Set down the full listing exactly as given. Any pictures are to be left out.

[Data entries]
—————

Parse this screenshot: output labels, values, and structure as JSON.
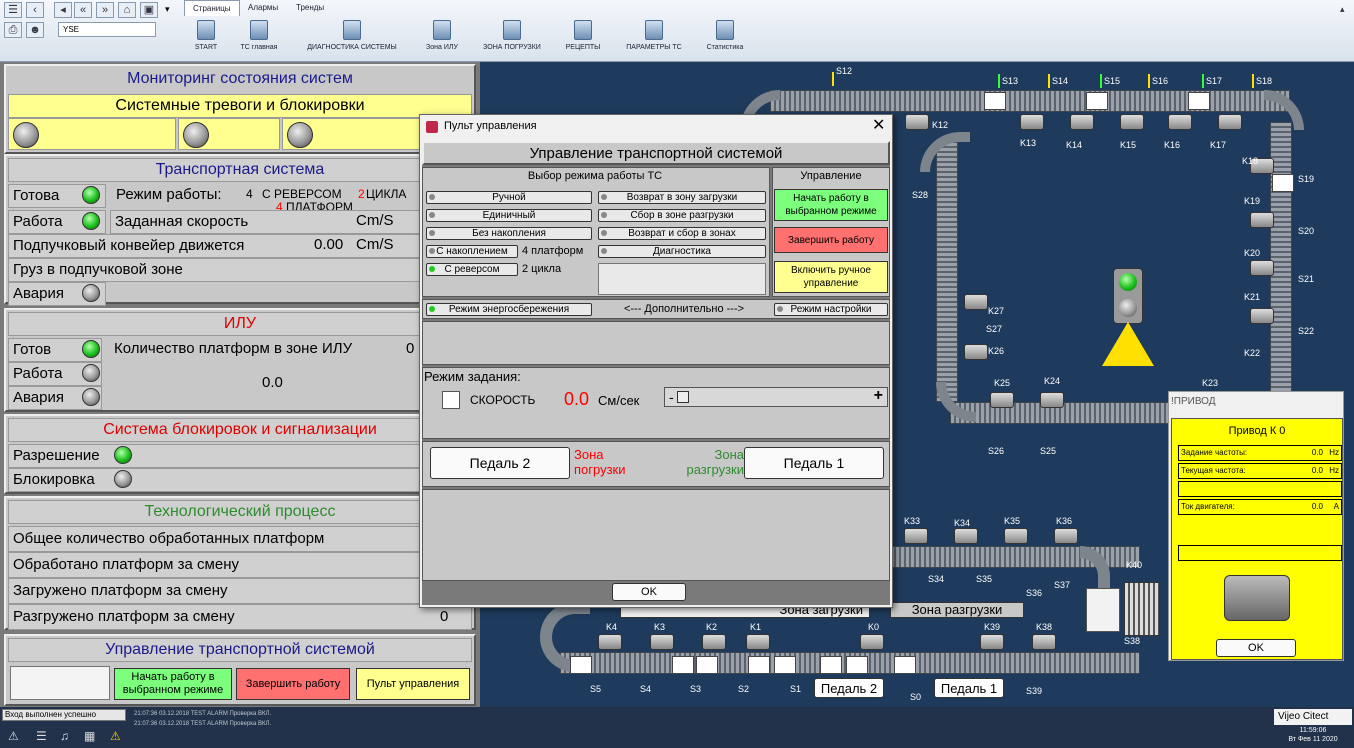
{
  "toolbar": {
    "combo_value": "YSE",
    "tabs": [
      "Страницы",
      "Алармы",
      "Тренды"
    ],
    "pages": [
      "START",
      "ТС главная",
      "ДИАГНОСТИКА СИСТЕМЫ",
      "Зона ИЛУ",
      "ЗОНА ПОГРУЗКИ",
      "РЕЦЕПТЫ",
      "ПАРАМЕТРЫ ТС",
      "Статистика"
    ]
  },
  "left": {
    "title": "Мониторинг состояния систем",
    "alarms_header": "Системные тревоги и блокировки",
    "transport": {
      "header": "Транспортная система",
      "ready": "Готова",
      "mode_label": "Режим работы:",
      "mode_num1": "4",
      "mode_text1": "С РЕВЕРСОМ",
      "mode_num2": "2",
      "mode_text2": "ЦИКЛА",
      "mode_num3": "4",
      "mode_text3": "ПЛАТФОРМ",
      "work": "Работа",
      "speed_label": "Заданная скорость",
      "speed_unit": "Cm/S",
      "under_label": "Подпучковый конвейер движется",
      "under_value": "0.00",
      "under_unit": "Cm/S",
      "cargo": "Груз в подпучковой зоне",
      "alarm": "Авария"
    },
    "ilu": {
      "header": "ИЛУ",
      "ready": "Готов",
      "count_label": "Количество  платформ в зоне ИЛУ",
      "count_value": "0",
      "work": "Работа",
      "value": "0.0",
      "alarm": "Авария"
    },
    "block": {
      "header": "Система блокировок и сигнализации",
      "permit": "Разрешение",
      "blocking": "Блокировка"
    },
    "tech": {
      "header": "Технологический процесс",
      "rows": [
        "Общее количество обработанных платформ",
        "Обработано  платформ за смену",
        "Загружено платформ за смену",
        "Разгружено платформ за смену"
      ],
      "last_value": "0"
    },
    "control": {
      "header": "Управление транспортной системой",
      "start": "Начать работу в выбранном режиме",
      "stop": "Завершить работу",
      "panel": "Пульт управления"
    }
  },
  "dialog": {
    "title": "Пульт управления",
    "header": "Управление транспортной системой",
    "mode_header": "Выбор режима работы ТС",
    "control_header": "Управление",
    "modes_left": [
      "Ручной",
      "Единичный",
      "Без накопления",
      "С накоплением",
      "С реверсом"
    ],
    "mode_info1": "4 платформ",
    "mode_info2": "2 цикла",
    "modes_right": [
      "Возврат в зону загрузки",
      "Сбор в зоне разгрузки",
      "Возврат и сбор в зонах",
      "Диагностика"
    ],
    "start": "Начать работу в выбранном режиме",
    "stop": "Завершить работу",
    "manual": "Включить ручное управление",
    "energy": "Режим энергосбережения",
    "extra": "<---   Дополнительно   --->",
    "tuning": "Режим настройки",
    "task_label": "Режим задания:",
    "speed_label": "СКОРОСТЬ",
    "speed_value": "0.0",
    "speed_unit": "См/сек",
    "pedal2": "Педаль 2",
    "zone_load": "Зона погрузки",
    "zone_unload": "Зона разгрузки",
    "pedal1": "Педаль 1",
    "ok": "OK"
  },
  "scene": {
    "zone_load": "Зона загрузки",
    "zone_unload": "Зона разгрузки",
    "pedal2": "Педаль 2",
    "pedal1": "Педаль 1",
    "sensors": [
      "S12",
      "S13",
      "S14",
      "S15",
      "S16",
      "S17",
      "S18",
      "S19",
      "S20",
      "S21",
      "S22",
      "S28",
      "S27",
      "S26",
      "S25",
      "S34",
      "S35",
      "S36",
      "S37",
      "S38",
      "S39",
      "S5",
      "S4",
      "S3",
      "S2",
      "S1",
      "S0"
    ],
    "motors": [
      "K12",
      "K13",
      "K14",
      "K15",
      "K16",
      "K17",
      "K18",
      "K19",
      "K20",
      "K21",
      "K22",
      "K23",
      "K27",
      "K26",
      "K25",
      "K24",
      "K33",
      "K34",
      "K35",
      "K36",
      "K40",
      "K4",
      "K3",
      "K2",
      "K1",
      "K0",
      "K39",
      "K38"
    ]
  },
  "privod": {
    "window_title": "!ПРИВОД",
    "title": "Привод К  0",
    "f1_label": "Задание частоты:",
    "f1_value": "0.0",
    "f1_unit": "Hz",
    "f2_label": "Текущая частота:",
    "f2_value": "0.0",
    "f2_unit": "Hz",
    "f3_label": "Ток двигателя:",
    "f3_value": "0.0",
    "f3_unit": "A",
    "ok": "OK"
  },
  "status": {
    "login": "Вход выполнен успешно",
    "alarm1": "21:07:36      03.12.2018    TEST  ALARM   Проверка          ВКЛ.",
    "alarm2": "21:07:36      03.12.2018    TEST  ALARM   Проверка          ВКЛ.",
    "brand": "Vijeo Citect",
    "time": "11:59:06",
    "date": "Вт Фев 11 2020"
  },
  "colors": {
    "scene_bg": "#1e3a5c",
    "led_green": "#1cc01c",
    "accent_red": "#ff0000",
    "accent_green": "#2e8b2e",
    "title_blue": "#1a1a8c"
  }
}
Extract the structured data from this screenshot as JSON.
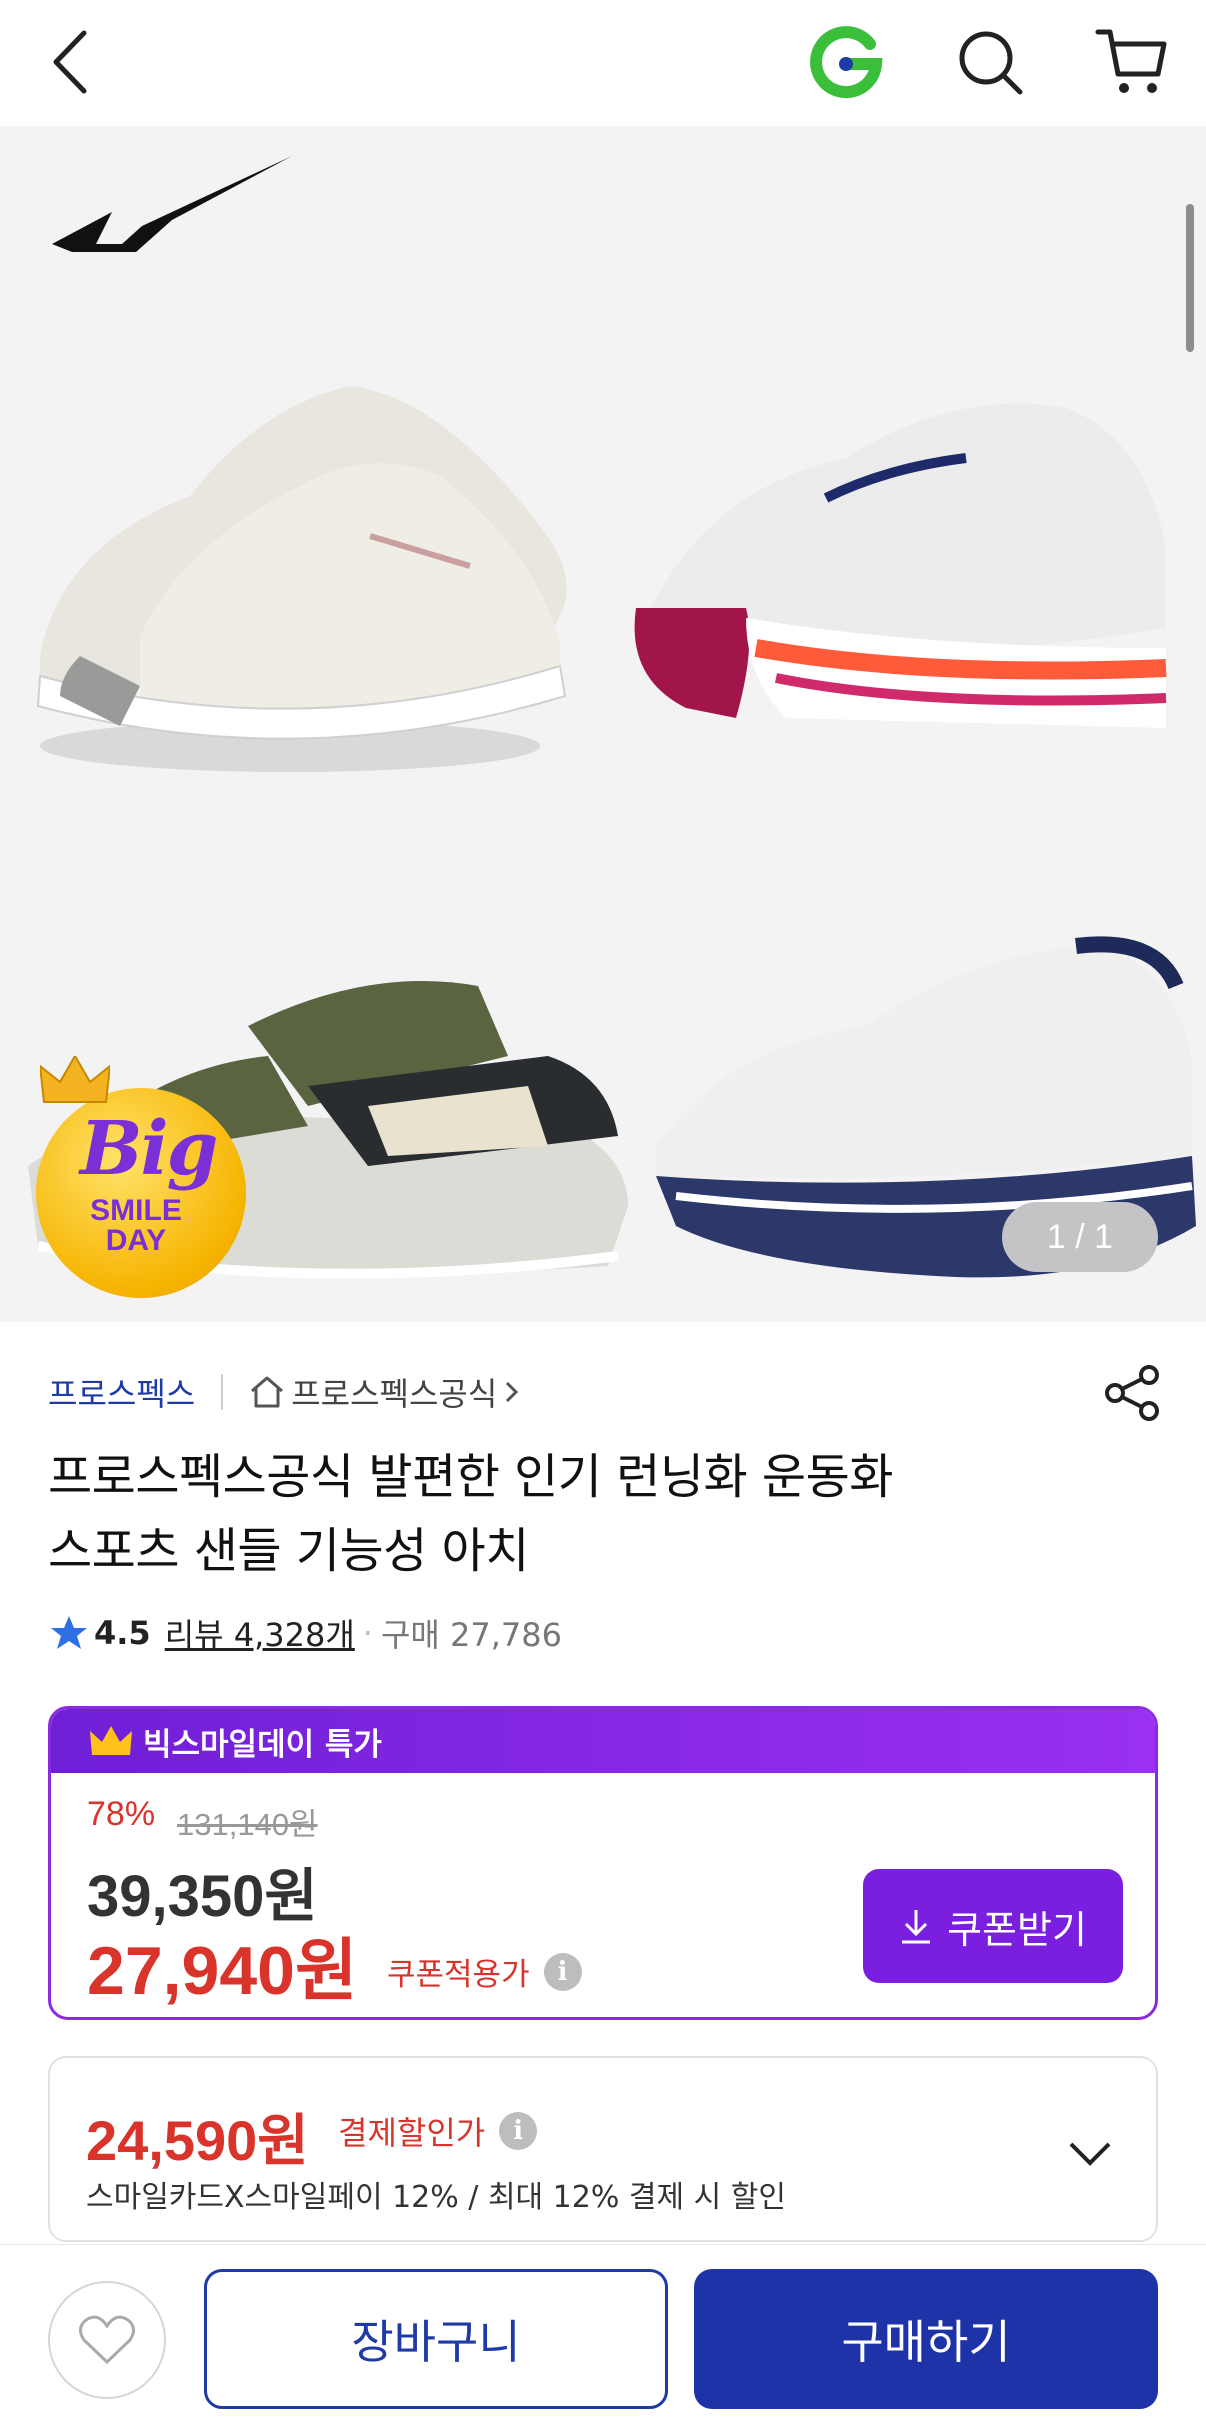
{
  "header": {
    "back_icon": "chevron-left-icon",
    "logo_icon": "g-logo-icon",
    "search_icon": "search-icon",
    "cart_icon": "cart-icon"
  },
  "hero": {
    "pager": "1 / 1",
    "badge": {
      "big": "Big",
      "smile": "SMILE",
      "day": "DAY"
    }
  },
  "product": {
    "brand": "프로스펙스",
    "store": "프로스펙스공식",
    "title_line1": "프로스펙스공식 발편한 인기 런닝화 운동화",
    "title_line2": "스포츠 샌들 기능성 아치",
    "rating": "4.5",
    "reviews": "리뷰 4,328개",
    "purchase": "구매 27,786"
  },
  "deal": {
    "header": "빅스마일데이 특가",
    "discount": "78%",
    "original_price": "131,140원",
    "sale_price": "39,350원",
    "coupon_price": "27,940원",
    "coupon_note": "쿠폰적용가",
    "coupon_button": "쿠폰받기",
    "accent_color": "#7a1fe0",
    "price_color": "#d9342b"
  },
  "payment": {
    "price": "24,590원",
    "note": "결제할인가",
    "description": "스마일카드X스마일페이 12% / 최대 12% 결제 시 할인"
  },
  "bottom": {
    "cart_label": "장바구니",
    "buy_label": "구매하기",
    "brand_color": "#1f33a8"
  }
}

—————

== RESPONSE TO THE EXERCISE ==
Parse this screenshot: output labels, values, and structure as JSON.
{
  "toolbar": {
    "combo_value": "YSE",
    "tabs": [
      "Страницы",
      "Алармы",
      "Тренды"
    ],
    "pages": [
      "START",
      "ТС главная",
      "ДИАГНОСТИКА СИСТЕМЫ",
      "Зона ИЛУ",
      "ЗОНА ПОГРУЗКИ",
      "РЕЦЕПТЫ",
      "ПАРАМЕТРЫ ТС",
      "Статистика"
    ]
  },
  "left": {
    "title": "Мониторинг состояния систем",
    "alarms_header": "Системные тревоги и блокировки",
    "transport": {
      "header": "Транспортная система",
      "ready": "Готова",
      "mode_label": "Режим работы:",
      "mode_num1": "4",
      "mode_text1": "С РЕВЕРСОМ",
      "mode_num2": "2",
      "mode_text2": "ЦИКЛА",
      "mode_num3": "4",
      "mode_text3": "ПЛАТФОРМ",
      "work": "Работа",
      "speed_label": "Заданная скорость",
      "speed_unit": "Cm/S",
      "under_label": "Подпучковый конвейер движется",
      "under_value": "0.00",
      "under_unit": "Cm/S",
      "cargo": "Груз в подпучковой зоне",
      "alarm": "Авария"
    },
    "ilu": {
      "header": "ИЛУ",
      "ready": "Готов",
      "count_label": "Количество  платформ в зоне ИЛУ",
      "count_value": "0",
      "work": "Работа",
      "value": "0.0",
      "alarm": "Авария"
    },
    "block": {
      "header": "Система блокировок и сигнализации",
      "permit": "Разрешение",
      "blocking": "Блокировка"
    },
    "tech": {
      "header": "Технологический процесс",
      "rows": [
        "Общее количество обработанных платформ",
        "Обработано  платформ за смену",
        "Загружено платформ за смену",
        "Разгружено платформ за смену"
      ],
      "last_value": "0"
    },
    "control": {
      "header": "Управление транспортной системой",
      "start": "Начать работу в выбранном режиме",
      "stop": "Завершить работу",
      "panel": "Пульт управления"
    }
  },
  "dialog": {
    "title": "Пульт управления",
    "header": "Управление транспортной системой",
    "mode_header": "Выбор режима работы ТС",
    "control_header": "Управление",
    "modes_left": [
      "Ручной",
      "Единичный",
      "Без накопления",
      "С накоплением",
      "С реверсом"
    ],
    "mode_info1": "4 платформ",
    "mode_info2": "2 цикла",
    "modes_right": [
      "Возврат в зону загрузки",
      "Сбор в зоне разгрузки",
      "Возврат и сбор в зонах",
      "Диагностика"
    ],
    "start": "Начать работу в выбранном режиме",
    "stop": "Завершить работу",
    "manual": "Включить ручное управление",
    "energy": "Режим энергосбережения",
    "extra": "<---   Дополнительно   --->",
    "tuning": "Режим настройки",
    "task_label": "Режим задания:",
    "speed_label": "СКОРОСТЬ",
    "speed_value": "0.0",
    "speed_unit": "См/сек",
    "pedal2": "Педаль 2",
    "zone_load": "Зона погрузки",
    "zone_unload": "Зона разгрузки",
    "pedal1": "Педаль 1",
    "ok": "OK"
  },
  "scene": {
    "zone_load": "Зона загрузки",
    "zone_unload": "Зона разгрузки",
    "pedal2": "Педаль 2",
    "pedal1": "Педаль 1",
    "sensors": [
      "S12",
      "S13",
      "S14",
      "S15",
      "S16",
      "S17",
      "S18",
      "S19",
      "S20",
      "S21",
      "S22",
      "S28",
      "S27",
      "S26",
      "S25",
      "S34",
      "S35",
      "S36",
      "S37",
      "S38",
      "S39",
      "S5",
      "S4",
      "S3",
      "S2",
      "S1",
      "S0"
    ],
    "motors": [
      "K12",
      "K13",
      "K14",
      "K15",
      "K16",
      "K17",
      "K18",
      "K19",
      "K20",
      "K21",
      "K22",
      "K23",
      "K27",
      "K26",
      "K25",
      "K24",
      "K33",
      "K34",
      "K35",
      "K36",
      "K40",
      "K4",
      "K3",
      "K2",
      "K1",
      "K0",
      "K39",
      "K38"
    ]
  },
  "privod": {
    "window_title": "!ПРИВОД",
    "title": "Привод К  0",
    "f1_label": "Задание частоты:",
    "f1_value": "0.0",
    "f1_unit": "Hz",
    "f2_label": "Текущая частота:",
    "f2_value": "0.0",
    "f2_unit": "Hz",
    "f3_label": "Ток двигателя:",
    "f3_value": "0.0",
    "f3_unit": "A",
    "ok": "OK"
  },
  "status": {
    "login": "Вход выполнен успешно",
    "alarm1": "21:07:36      03.12.2018    TEST  ALARM   Проверка          ВКЛ.",
    "alarm2": "21:07:36      03.12.2018    TEST  ALARM   Проверка          ВКЛ.",
    "brand": "Vijeo Citect",
    "time": "11:59:06",
    "date": "Вт Фев 11 2020"
  },
  "colors": {
    "scene_bg": "#1e3a5c",
    "led_green": "#1cc01c",
    "accent_red": "#ff0000",
    "accent_green": "#2e8b2e",
    "title_blue": "#1a1a8c"
  }
}
Extract the structured data from this screenshot as JSON.
{
  "header": {
    "back_icon": "chevron-left-icon",
    "logo_icon": "g-logo-icon",
    "search_icon": "search-icon",
    "cart_icon": "cart-icon"
  },
  "hero": {
    "pager": "1 / 1",
    "badge": {
      "big": "Big",
      "smile": "SMILE",
      "day": "DAY"
    }
  },
  "product": {
    "brand": "프로스펙스",
    "store": "프로스펙스공식",
    "title_line1": "프로스펙스공식 발편한 인기 런닝화 운동화",
    "title_line2": "스포츠 샌들 기능성 아치",
    "rating": "4.5",
    "reviews": "리뷰 4,328개",
    "purchase": "구매 27,786"
  },
  "deal": {
    "header": "빅스마일데이 특가",
    "discount": "78%",
    "original_price": "131,140원",
    "sale_price": "39,350원",
    "coupon_price": "27,940원",
    "coupon_note": "쿠폰적용가",
    "coupon_button": "쿠폰받기",
    "accent_color": "#7a1fe0",
    "price_color": "#d9342b"
  },
  "payment": {
    "price": "24,590원",
    "note": "결제할인가",
    "description": "스마일카드X스마일페이 12% / 최대 12% 결제 시 할인"
  },
  "bottom": {
    "cart_label": "장바구니",
    "buy_label": "구매하기",
    "brand_color": "#1f33a8"
  }
}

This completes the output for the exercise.